# SOURCE DATA
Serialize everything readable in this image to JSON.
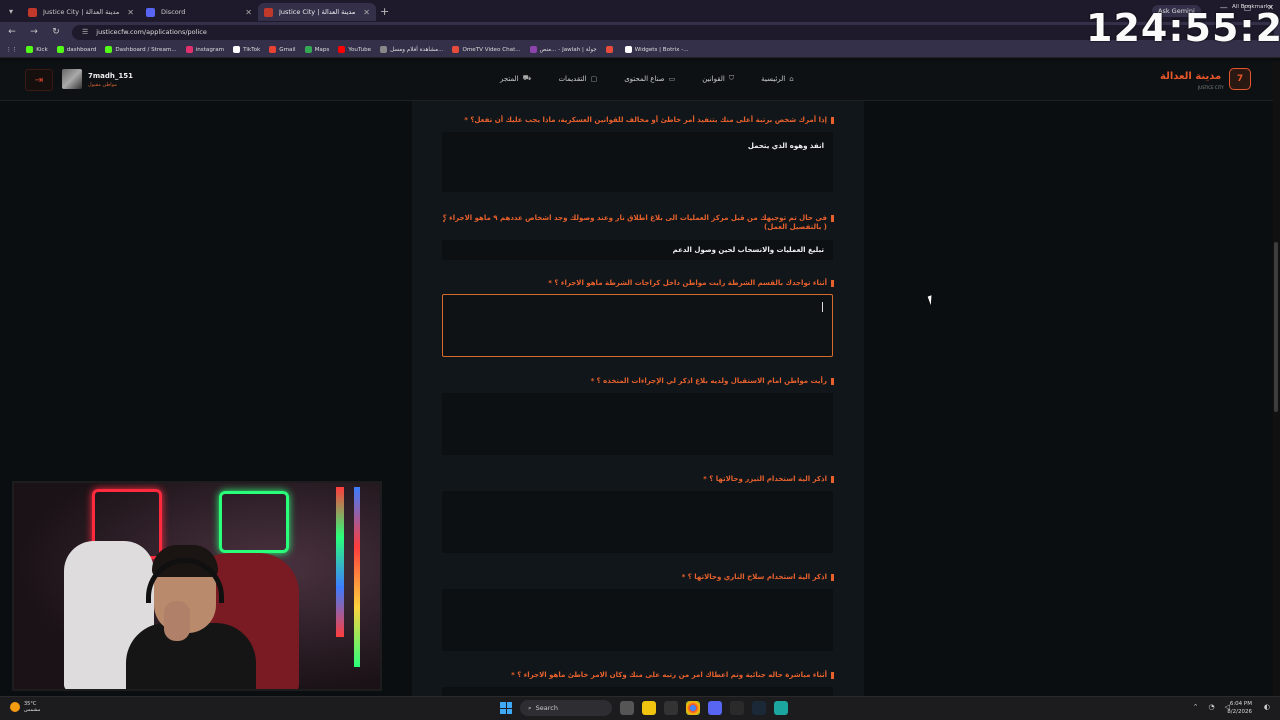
{
  "browser": {
    "tabs": [
      {
        "label": "Justice City | مدينة العدالة",
        "active": false,
        "color": "#c0392b"
      },
      {
        "label": "Discord",
        "active": false,
        "color": "#5865f2"
      },
      {
        "label": "Justice City | مدينة العدالة",
        "active": true,
        "color": "#c0392b"
      }
    ],
    "url": "justicecfw.com/applications/police",
    "bookmarks": [
      {
        "label": "Kick",
        "color": "#53fc18"
      },
      {
        "label": "dashboard",
        "color": "#53fc18"
      },
      {
        "label": "Dashboard / Stream...",
        "color": "#53fc18"
      },
      {
        "label": "instagram",
        "color": "#e1306c"
      },
      {
        "label": "TikTok",
        "color": "#ffffff"
      },
      {
        "label": "Gmail",
        "color": "#ea4335"
      },
      {
        "label": "Maps",
        "color": "#34a853"
      },
      {
        "label": "YouTube",
        "color": "#ff0000"
      },
      {
        "label": "مشاهدة أفلام ومسل...",
        "color": "#888888"
      },
      {
        "label": "OmeTV Video Chat...",
        "color": "#e74c3c"
      },
      {
        "label": "منص... - Jawlah | جولة",
        "color": "#8e44ad"
      },
      {
        "label": "",
        "color": "#e74c3c"
      },
      {
        "label": "Widgets | Botrix -...",
        "color": "#ffffff"
      }
    ],
    "all_bookmarks": "All Bookmarks",
    "ask_gemini": "Ask Gemini"
  },
  "site": {
    "logout_icon": "logout-icon",
    "username": "7madh_151",
    "user_role": "مواطن مقبول",
    "nav": [
      {
        "label": "الرئيسية",
        "icon": "⌂"
      },
      {
        "label": "القوانين",
        "icon": "⛉"
      },
      {
        "label": "صناع المحتوى",
        "icon": "▭"
      },
      {
        "label": "التقديمات",
        "icon": "▢"
      },
      {
        "label": "المتجر",
        "icon": "⛟"
      }
    ],
    "brand_title": "مدينة العدالة",
    "brand_sub": "JUSTICE CITY",
    "accent": "#e8612d"
  },
  "form": {
    "questions": [
      {
        "label": "إذا أمرك شخص برتبة أعلى منك بتنفيذ أمر خاطئ أو مخالف للقوانين العسكرية، ماذا يجب عليك أن تفعل؟ *",
        "answer": "انفذ وهوه الذي يتحمل"
      },
      {
        "label": "في حال تم توجيهك من قبل مركز العمليات الى بلاغ اطلاق نار وعند وصولك وجد اشخاص عددهم ٩ ماهو الاجراء ؟ ( بالتفصيل العمل)",
        "answer": "تبليغ العمليات والانسحاب لحين وصول الدعم"
      },
      {
        "label": "أثناء تواجدك بالقسم الشرطة رايت مواطن داخل كراجات الشرطة ماهو الاجراء ؟ *",
        "answer": ""
      },
      {
        "label": "رأيت مواطن امام الاستقبال ولديه بلاغ اذكر لي الإجراءات المتخذه ؟ *",
        "answer": ""
      },
      {
        "label": "اذكر الية استخدام التيزر وحالاتها ؟ *",
        "answer": ""
      },
      {
        "label": "اذكر الية استخدام سلاح الناري وحالاتها ؟ *",
        "answer": ""
      },
      {
        "label": "أثناء مباشرة حاله جنائية وتم اعطاك امر من رتبه على منك وكان الامر خاطئ ماهو الاجراء ؟ *",
        "answer": ""
      }
    ]
  },
  "overlay": {
    "clock": "124:55:25"
  },
  "taskbar": {
    "weather_temp": "35°C",
    "weather_desc": "مشمس",
    "search": "Search",
    "time": "6:04 PM",
    "date": "8/2/2026"
  }
}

# WHAT IS BEING ASKED
Repeat each entry above word for word, leaving every picture out.

# FULL ANSWER
Serialize everything readable in this image to JSON.
{
  "browser": {
    "tabs": [
      {
        "label": "Justice City | مدينة العدالة",
        "active": false,
        "color": "#c0392b"
      },
      {
        "label": "Discord",
        "active": false,
        "color": "#5865f2"
      },
      {
        "label": "Justice City | مدينة العدالة",
        "active": true,
        "color": "#c0392b"
      }
    ],
    "url": "justicecfw.com/applications/police",
    "bookmarks": [
      {
        "label": "Kick",
        "color": "#53fc18"
      },
      {
        "label": "dashboard",
        "color": "#53fc18"
      },
      {
        "label": "Dashboard / Stream...",
        "color": "#53fc18"
      },
      {
        "label": "instagram",
        "color": "#e1306c"
      },
      {
        "label": "TikTok",
        "color": "#ffffff"
      },
      {
        "label": "Gmail",
        "color": "#ea4335"
      },
      {
        "label": "Maps",
        "color": "#34a853"
      },
      {
        "label": "YouTube",
        "color": "#ff0000"
      },
      {
        "label": "مشاهدة أفلام ومسل...",
        "color": "#888888"
      },
      {
        "label": "OmeTV Video Chat...",
        "color": "#e74c3c"
      },
      {
        "label": "منص... - Jawlah | جولة",
        "color": "#8e44ad"
      },
      {
        "label": "",
        "color": "#e74c3c"
      },
      {
        "label": "Widgets | Botrix -...",
        "color": "#ffffff"
      }
    ],
    "all_bookmarks": "All Bookmarks",
    "ask_gemini": "Ask Gemini"
  },
  "site": {
    "logout_icon": "logout-icon",
    "username": "7madh_151",
    "user_role": "مواطن مقبول",
    "nav": [
      {
        "label": "الرئيسية",
        "icon": "⌂"
      },
      {
        "label": "القوانين",
        "icon": "⛉"
      },
      {
        "label": "صناع المحتوى",
        "icon": "▭"
      },
      {
        "label": "التقديمات",
        "icon": "▢"
      },
      {
        "label": "المتجر",
        "icon": "⛟"
      }
    ],
    "brand_title": "مدينة العدالة",
    "brand_sub": "JUSTICE CITY",
    "accent": "#e8612d"
  },
  "form": {
    "questions": [
      {
        "label": "إذا أمرك شخص برتبة أعلى منك بتنفيذ أمر خاطئ أو مخالف للقوانين العسكرية، ماذا يجب عليك أن تفعل؟ *",
        "answer": "انفذ وهوه الذي يتحمل"
      },
      {
        "label": "في حال تم توجيهك من قبل مركز العمليات الى بلاغ اطلاق نار وعند وصولك وجد اشخاص عددهم ٩ ماهو الاجراء ؟ ( بالتفصيل العمل)",
        "answer": "تبليغ العمليات والانسحاب لحين وصول الدعم"
      },
      {
        "label": "أثناء تواجدك بالقسم الشرطة رايت مواطن داخل كراجات الشرطة ماهو الاجراء ؟ *",
        "answer": ""
      },
      {
        "label": "رأيت مواطن امام الاستقبال ولديه بلاغ اذكر لي الإجراءات المتخذه ؟ *",
        "answer": ""
      },
      {
        "label": "اذكر الية استخدام التيزر وحالاتها ؟ *",
        "answer": ""
      },
      {
        "label": "اذكر الية استخدام سلاح الناري وحالاتها ؟ *",
        "answer": ""
      },
      {
        "label": "أثناء مباشرة حاله جنائية وتم اعطاك امر من رتبه على منك وكان الامر خاطئ ماهو الاجراء ؟ *",
        "answer": ""
      }
    ]
  },
  "overlay": {
    "clock": "124:55:25"
  },
  "taskbar": {
    "weather_temp": "35°C",
    "weather_desc": "مشمس",
    "search": "Search",
    "time": "6:04 PM",
    "date": "8/2/2026"
  }
}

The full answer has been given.